Recorded data
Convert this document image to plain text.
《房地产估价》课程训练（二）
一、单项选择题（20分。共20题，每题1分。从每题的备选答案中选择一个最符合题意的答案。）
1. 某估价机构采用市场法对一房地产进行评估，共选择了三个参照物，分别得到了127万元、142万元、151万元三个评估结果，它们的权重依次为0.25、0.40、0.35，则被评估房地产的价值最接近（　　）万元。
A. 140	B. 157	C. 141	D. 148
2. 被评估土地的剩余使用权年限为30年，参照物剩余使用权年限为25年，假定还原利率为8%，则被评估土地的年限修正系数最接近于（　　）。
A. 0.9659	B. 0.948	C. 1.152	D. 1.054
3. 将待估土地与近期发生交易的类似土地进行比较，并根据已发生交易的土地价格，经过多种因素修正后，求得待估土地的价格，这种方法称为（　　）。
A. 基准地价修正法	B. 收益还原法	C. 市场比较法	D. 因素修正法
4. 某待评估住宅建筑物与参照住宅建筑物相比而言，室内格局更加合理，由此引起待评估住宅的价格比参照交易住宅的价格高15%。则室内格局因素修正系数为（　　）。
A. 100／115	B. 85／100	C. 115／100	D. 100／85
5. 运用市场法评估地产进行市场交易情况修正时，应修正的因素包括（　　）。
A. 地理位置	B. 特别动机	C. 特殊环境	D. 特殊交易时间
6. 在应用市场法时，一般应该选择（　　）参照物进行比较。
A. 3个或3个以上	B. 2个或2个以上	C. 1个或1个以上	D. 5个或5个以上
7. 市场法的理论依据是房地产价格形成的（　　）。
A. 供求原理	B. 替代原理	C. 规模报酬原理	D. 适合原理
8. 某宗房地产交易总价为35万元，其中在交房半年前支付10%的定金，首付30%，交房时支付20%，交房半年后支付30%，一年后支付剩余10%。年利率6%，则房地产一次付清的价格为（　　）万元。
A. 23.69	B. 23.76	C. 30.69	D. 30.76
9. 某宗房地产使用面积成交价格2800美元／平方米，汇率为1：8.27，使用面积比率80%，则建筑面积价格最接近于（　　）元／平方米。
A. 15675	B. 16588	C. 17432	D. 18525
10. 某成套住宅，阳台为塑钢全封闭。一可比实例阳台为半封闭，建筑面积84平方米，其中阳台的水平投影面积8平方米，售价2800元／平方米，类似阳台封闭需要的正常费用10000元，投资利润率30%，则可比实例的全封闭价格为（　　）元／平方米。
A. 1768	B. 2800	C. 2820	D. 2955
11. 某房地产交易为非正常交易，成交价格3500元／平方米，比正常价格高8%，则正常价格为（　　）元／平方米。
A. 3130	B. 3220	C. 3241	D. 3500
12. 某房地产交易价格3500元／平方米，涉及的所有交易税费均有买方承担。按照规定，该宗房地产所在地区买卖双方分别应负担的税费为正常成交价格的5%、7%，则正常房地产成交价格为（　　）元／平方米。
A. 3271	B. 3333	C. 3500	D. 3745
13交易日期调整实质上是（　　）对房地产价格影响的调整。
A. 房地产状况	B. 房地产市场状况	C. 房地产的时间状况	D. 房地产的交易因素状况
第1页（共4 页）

The problem -
Write out every record, exactly as written.

Correct answer -
Convert this document image to plain text.
《房地产估价》课程训练（二）
一、单项选择题（20分。共20题，每题1分。从每题的备选答案中选择一个最符合题意的答案。）
1. 某估价机构采用市场法对一房地产进行评估，共选择了三个参照物，分别得到了127万元、142万元、151万元三个评估结果，它们的权重依次为0.25、0.40、0.35，则被评估房地产的价值最接近（　　）万元。
A. 140	B. 157	C. 141	D. 148
2. 被评估土地的剩余使用权年限为30年，参照物剩余使用权年限为25年，假定还原利率为8%，则被评估土地的年限修正系数最接近于（　　）。
A. 0.9659	B. 0.948	C. 1.152	D. 1.054
3. 将待估土地与近期发生交易的类似土地进行比较，并根据已发生交易的土地价格，经过多种因素修正后，求得待估土地的价格，这种方法称为（　　）。
A. 基准地价修正法	B. 收益还原法	C. 市场比较法	D. 因素修正法
4. 某待评估住宅建筑物与参照住宅建筑物相比而言，室内格局更加合理，由此引起待评估住宅的价格比参照交易住宅的价格高15%。则室内格局因素修正系数为（　　）。
A. 100／115	B. 85／100	C. 115／100	D. 100／85
5. 运用市场法评估地产进行市场交易情况修正时，应修正的因素包括（　　）。
A. 地理位置	B. 特别动机	C. 特殊环境	D. 特殊交易时间
6. 在应用市场法时，一般应该选择（　　）参照物进行比较。
A. 3个或3个以上	B. 2个或2个以上	C. 1个或1个以上	D. 5个或5个以上
7. 市场法的理论依据是房地产价格形成的（　　）。
A. 供求原理	B. 替代原理	C. 规模报酬原理	D. 适合原理
8. 某宗房地产交易总价为35万元，其中在交房半年前支付10%的定金，首付30%，交房时支付20%，交房半年后支付30%，一年后支付剩余10%。年利率6%，则房地产一次付清的价格为（　　）万元。
A. 23.69	B. 23.76	C. 30.69	D. 30.76
9. 某宗房地产使用面积成交价格2800美元／平方米，汇率为1：8.27，使用面积比率80%，则建筑面积价格最接近于（　　）元／平方米。
A. 15675	B. 16588	C. 17432	D. 18525
10. 某成套住宅，阳台为塑钢全封闭。一可比实例阳台为半封闭，建筑面积84平方米，其中阳台的水平投影面积8平方米，售价2800元／平方米，类似阳台封闭需要的正常费用10000元，投资利润率30%，则可比实例的全封闭价格为（　　）元／平方米。
A. 1768	B. 2800	C. 2820	D. 2955
11. 某房地产交易为非正常交易，成交价格3500元／平方米，比正常价格高8%，则正常价格为（　　）元／平方米。
A. 3130	B. 3220	C. 3241	D. 3500
12. 某房地产交易价格3500元／平方米，涉及的所有交易税费均有买方承担。按照规定，该宗房地产所在地区买卖双方分别应负担的税费为正常成交价格的5%、7%，则正常房地产成交价格为（　　）元／平方米。
A. 3271	B. 3333	C. 3500	D. 3745
13交易日期调整实质上是（　　）对房地产价格影响的调整。
A. 房地产状况	B. 房地产市场状况	C. 房地产的时间状况	D. 房地产的交易因素状况
第1页（共4 页）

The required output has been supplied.